— BEGIN TASK MATERIAL —

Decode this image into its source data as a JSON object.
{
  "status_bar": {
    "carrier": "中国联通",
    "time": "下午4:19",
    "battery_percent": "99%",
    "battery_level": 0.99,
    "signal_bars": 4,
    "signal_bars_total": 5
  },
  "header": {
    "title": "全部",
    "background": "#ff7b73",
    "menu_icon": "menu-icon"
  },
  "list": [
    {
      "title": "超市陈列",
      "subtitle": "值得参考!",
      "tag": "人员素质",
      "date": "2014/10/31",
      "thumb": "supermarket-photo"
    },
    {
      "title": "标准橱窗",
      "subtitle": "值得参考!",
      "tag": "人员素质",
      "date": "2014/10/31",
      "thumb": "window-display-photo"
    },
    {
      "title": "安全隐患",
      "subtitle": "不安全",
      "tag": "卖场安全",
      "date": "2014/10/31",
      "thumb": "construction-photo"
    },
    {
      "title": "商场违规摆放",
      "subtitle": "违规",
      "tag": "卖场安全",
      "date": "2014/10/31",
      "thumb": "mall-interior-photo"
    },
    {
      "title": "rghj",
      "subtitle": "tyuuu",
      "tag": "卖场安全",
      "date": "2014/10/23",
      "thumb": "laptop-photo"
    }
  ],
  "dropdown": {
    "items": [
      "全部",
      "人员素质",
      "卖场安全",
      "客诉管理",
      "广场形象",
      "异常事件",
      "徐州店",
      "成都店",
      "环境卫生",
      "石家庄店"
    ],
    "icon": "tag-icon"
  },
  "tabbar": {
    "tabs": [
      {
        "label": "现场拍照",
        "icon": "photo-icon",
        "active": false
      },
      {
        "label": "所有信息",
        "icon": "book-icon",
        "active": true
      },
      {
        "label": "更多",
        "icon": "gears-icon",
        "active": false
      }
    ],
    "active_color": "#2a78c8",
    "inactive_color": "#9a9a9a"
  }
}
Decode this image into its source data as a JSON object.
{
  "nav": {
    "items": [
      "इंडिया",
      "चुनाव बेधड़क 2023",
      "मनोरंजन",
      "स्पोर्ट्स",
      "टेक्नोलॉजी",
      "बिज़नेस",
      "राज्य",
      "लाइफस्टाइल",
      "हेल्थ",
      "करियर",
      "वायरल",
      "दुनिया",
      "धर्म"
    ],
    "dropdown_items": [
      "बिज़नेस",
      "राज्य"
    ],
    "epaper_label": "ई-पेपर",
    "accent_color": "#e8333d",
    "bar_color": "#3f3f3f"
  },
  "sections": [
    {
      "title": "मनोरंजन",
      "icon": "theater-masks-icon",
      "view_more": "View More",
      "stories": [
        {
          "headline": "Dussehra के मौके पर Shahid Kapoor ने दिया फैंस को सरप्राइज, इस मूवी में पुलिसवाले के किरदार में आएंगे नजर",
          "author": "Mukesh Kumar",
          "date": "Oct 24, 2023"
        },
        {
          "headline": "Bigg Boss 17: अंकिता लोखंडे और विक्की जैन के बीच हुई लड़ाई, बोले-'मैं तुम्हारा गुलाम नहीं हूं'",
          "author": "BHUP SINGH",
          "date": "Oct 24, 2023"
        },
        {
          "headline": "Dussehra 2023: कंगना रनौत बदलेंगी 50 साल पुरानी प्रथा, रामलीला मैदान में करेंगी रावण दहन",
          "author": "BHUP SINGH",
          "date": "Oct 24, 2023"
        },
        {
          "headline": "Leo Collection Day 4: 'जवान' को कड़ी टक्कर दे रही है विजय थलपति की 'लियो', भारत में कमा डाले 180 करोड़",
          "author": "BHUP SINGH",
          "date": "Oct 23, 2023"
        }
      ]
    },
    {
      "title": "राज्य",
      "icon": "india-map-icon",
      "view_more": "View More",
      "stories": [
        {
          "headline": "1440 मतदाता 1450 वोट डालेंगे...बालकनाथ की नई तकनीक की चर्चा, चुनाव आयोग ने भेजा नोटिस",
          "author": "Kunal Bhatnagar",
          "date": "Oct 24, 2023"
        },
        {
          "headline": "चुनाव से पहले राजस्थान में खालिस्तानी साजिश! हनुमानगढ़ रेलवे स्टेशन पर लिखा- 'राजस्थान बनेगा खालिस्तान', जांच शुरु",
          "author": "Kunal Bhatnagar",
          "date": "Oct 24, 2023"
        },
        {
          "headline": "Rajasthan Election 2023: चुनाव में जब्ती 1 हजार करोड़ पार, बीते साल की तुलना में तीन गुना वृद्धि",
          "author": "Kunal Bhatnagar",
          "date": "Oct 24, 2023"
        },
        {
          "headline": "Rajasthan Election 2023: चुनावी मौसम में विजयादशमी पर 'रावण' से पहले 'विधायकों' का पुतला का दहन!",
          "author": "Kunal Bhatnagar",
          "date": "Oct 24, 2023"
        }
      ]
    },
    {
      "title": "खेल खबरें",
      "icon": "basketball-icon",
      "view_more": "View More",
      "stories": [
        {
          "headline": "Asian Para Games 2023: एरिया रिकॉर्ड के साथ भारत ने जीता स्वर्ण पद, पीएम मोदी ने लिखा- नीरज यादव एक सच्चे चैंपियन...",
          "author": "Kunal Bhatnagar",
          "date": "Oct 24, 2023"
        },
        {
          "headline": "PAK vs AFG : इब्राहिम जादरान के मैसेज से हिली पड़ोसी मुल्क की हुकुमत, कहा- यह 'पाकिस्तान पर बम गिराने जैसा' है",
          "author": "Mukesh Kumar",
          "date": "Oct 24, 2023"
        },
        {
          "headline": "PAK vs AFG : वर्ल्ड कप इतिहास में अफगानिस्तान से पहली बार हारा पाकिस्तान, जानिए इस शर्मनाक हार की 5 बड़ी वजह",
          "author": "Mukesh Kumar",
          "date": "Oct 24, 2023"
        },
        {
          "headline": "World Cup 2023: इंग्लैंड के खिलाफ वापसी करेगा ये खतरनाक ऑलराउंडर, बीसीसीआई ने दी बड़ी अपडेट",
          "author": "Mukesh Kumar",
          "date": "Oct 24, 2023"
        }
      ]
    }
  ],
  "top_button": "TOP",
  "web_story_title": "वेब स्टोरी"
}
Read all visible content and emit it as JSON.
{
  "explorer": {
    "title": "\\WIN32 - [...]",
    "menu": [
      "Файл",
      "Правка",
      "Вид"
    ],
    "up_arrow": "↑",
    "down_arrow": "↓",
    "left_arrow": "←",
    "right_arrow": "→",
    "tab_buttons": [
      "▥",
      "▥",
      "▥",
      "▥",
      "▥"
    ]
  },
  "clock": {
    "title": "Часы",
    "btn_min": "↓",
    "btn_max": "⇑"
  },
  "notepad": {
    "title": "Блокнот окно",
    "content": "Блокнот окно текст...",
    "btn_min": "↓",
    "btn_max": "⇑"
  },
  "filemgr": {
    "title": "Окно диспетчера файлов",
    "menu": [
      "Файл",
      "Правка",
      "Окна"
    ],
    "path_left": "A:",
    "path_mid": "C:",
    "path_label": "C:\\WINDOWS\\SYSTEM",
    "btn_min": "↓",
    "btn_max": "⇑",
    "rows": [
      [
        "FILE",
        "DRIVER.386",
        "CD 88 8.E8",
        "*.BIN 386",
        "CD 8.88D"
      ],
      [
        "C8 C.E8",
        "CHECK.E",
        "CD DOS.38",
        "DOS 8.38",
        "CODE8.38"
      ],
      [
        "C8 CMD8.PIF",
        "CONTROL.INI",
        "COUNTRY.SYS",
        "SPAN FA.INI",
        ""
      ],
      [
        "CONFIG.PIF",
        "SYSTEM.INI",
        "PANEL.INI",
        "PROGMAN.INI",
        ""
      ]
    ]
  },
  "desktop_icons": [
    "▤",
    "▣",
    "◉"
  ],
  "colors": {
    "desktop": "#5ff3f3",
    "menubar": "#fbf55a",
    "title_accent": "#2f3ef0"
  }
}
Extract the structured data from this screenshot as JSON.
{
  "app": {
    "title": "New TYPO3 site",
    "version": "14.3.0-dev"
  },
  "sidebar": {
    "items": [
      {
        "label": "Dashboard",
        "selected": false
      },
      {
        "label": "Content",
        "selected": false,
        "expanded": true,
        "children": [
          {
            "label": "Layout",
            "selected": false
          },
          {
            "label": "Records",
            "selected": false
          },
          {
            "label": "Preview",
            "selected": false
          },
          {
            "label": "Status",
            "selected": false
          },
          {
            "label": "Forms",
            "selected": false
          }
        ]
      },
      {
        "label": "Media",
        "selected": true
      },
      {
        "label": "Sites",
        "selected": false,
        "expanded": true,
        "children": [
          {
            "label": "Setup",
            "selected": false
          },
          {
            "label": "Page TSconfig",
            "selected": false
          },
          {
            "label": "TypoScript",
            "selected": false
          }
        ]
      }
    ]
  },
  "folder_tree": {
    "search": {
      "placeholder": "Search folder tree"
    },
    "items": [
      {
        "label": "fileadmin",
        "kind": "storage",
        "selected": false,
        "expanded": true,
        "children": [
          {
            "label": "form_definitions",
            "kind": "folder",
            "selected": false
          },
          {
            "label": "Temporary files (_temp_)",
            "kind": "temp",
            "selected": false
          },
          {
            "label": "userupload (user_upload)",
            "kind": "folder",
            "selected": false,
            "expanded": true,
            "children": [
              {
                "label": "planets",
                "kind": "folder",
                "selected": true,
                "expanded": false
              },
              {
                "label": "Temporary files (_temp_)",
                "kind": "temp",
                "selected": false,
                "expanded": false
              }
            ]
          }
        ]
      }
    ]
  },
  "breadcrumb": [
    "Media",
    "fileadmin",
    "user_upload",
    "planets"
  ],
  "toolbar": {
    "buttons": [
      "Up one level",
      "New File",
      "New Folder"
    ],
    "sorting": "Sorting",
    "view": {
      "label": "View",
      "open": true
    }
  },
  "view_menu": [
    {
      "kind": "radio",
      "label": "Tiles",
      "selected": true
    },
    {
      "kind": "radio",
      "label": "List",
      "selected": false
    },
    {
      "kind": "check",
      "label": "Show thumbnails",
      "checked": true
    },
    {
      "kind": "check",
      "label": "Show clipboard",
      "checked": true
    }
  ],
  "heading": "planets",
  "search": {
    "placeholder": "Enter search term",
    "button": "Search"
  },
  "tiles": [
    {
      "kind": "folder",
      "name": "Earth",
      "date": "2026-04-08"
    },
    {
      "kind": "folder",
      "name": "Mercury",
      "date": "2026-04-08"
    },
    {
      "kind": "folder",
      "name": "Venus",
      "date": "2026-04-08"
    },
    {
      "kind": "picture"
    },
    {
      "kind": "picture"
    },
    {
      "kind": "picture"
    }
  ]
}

— END TASK MATERIAL —

### [TASK TO COMPLETE]
From the entries above, list each line with "Show" in it.

### [COMPLETE RESPONSE]
      "label": "Show thumbnails",
      "label": "Show clipboard",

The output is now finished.